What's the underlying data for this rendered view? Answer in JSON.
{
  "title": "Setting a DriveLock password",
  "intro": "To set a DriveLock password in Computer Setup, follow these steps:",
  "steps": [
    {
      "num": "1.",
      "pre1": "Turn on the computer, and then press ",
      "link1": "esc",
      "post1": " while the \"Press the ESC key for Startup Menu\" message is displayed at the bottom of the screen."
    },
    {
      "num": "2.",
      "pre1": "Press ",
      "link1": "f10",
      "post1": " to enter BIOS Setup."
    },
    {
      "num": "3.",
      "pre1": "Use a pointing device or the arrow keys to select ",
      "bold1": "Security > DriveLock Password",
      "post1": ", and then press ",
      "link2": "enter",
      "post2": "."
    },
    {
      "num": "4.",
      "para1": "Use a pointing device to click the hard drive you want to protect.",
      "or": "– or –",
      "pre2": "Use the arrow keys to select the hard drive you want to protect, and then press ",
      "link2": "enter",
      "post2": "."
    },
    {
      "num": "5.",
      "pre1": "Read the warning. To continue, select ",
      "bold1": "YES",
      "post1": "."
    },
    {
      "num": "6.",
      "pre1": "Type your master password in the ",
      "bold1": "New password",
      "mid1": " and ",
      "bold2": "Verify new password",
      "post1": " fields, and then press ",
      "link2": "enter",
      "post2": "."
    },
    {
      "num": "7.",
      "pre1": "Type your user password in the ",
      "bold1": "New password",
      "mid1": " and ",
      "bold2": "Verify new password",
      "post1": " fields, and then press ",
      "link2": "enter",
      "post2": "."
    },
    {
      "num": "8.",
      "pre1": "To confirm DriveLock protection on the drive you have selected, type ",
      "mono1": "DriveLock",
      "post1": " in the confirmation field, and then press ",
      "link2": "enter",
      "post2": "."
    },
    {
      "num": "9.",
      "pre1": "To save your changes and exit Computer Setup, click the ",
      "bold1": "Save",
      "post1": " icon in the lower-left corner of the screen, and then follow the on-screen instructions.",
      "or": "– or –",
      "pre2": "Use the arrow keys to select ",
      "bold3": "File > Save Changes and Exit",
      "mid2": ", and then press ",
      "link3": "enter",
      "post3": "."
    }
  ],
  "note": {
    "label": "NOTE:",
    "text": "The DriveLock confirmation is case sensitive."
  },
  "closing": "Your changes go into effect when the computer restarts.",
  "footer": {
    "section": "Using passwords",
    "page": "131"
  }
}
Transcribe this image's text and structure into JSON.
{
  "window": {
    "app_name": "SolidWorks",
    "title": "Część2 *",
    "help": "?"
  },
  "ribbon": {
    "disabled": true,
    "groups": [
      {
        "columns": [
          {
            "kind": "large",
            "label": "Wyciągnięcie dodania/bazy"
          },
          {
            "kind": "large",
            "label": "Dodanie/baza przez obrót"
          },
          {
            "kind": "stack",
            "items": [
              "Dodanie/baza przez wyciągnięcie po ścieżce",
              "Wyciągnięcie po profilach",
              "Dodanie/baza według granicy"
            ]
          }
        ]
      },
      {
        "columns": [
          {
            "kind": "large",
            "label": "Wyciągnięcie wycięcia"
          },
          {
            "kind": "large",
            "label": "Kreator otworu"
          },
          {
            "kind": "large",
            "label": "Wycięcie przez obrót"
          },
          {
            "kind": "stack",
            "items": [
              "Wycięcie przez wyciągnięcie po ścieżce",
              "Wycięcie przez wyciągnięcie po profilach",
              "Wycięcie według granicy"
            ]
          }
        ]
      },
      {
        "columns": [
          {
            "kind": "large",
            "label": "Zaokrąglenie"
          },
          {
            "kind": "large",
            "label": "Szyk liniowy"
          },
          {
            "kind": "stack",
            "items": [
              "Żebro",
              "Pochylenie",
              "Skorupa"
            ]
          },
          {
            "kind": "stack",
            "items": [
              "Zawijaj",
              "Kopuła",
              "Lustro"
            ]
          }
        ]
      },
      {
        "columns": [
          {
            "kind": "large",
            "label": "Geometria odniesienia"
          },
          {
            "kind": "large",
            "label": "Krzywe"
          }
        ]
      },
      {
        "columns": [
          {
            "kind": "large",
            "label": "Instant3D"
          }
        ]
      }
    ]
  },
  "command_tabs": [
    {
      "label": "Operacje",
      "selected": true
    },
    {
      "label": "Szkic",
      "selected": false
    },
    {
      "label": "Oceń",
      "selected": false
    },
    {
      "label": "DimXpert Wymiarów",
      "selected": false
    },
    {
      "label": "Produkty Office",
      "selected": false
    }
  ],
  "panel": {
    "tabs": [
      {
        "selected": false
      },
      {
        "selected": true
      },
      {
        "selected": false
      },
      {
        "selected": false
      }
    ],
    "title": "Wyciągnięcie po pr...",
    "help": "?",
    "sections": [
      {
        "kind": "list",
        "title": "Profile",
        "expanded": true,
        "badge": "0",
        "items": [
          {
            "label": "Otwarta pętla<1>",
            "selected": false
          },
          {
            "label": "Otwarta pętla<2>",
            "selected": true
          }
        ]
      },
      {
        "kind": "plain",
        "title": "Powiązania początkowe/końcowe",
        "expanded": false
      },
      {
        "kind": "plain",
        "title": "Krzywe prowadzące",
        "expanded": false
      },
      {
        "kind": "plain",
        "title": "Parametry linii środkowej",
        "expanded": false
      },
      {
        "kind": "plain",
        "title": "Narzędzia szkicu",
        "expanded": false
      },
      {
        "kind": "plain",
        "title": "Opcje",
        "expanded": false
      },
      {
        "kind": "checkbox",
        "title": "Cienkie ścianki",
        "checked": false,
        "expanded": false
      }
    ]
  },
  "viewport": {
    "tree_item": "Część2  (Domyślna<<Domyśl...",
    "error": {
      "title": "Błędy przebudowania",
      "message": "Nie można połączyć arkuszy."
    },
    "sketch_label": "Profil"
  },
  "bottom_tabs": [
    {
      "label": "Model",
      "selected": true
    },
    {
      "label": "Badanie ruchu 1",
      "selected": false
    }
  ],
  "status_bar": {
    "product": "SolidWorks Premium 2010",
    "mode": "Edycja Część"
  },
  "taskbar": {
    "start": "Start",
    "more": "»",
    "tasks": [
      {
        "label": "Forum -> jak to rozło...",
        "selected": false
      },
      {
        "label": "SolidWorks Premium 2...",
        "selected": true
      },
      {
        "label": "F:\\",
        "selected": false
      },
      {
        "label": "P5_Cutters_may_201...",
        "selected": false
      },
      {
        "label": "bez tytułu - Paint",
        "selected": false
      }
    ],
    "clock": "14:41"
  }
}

__________________________________________________

# Written task:
From the entries above, copy out every line where the string "DriveLock" appears.

# Answer in full:
  "title": "Setting a DriveLock password",
  "intro": "To set a DriveLock password in Computer Setup, follow these steps:",
      "bold1": "Security > DriveLock Password",
      "pre1": "To confirm DriveLock protection on the drive you have selected, type ",
      "mono1": "DriveLock",
    "text": "The DriveLock confirmation is case sensitive."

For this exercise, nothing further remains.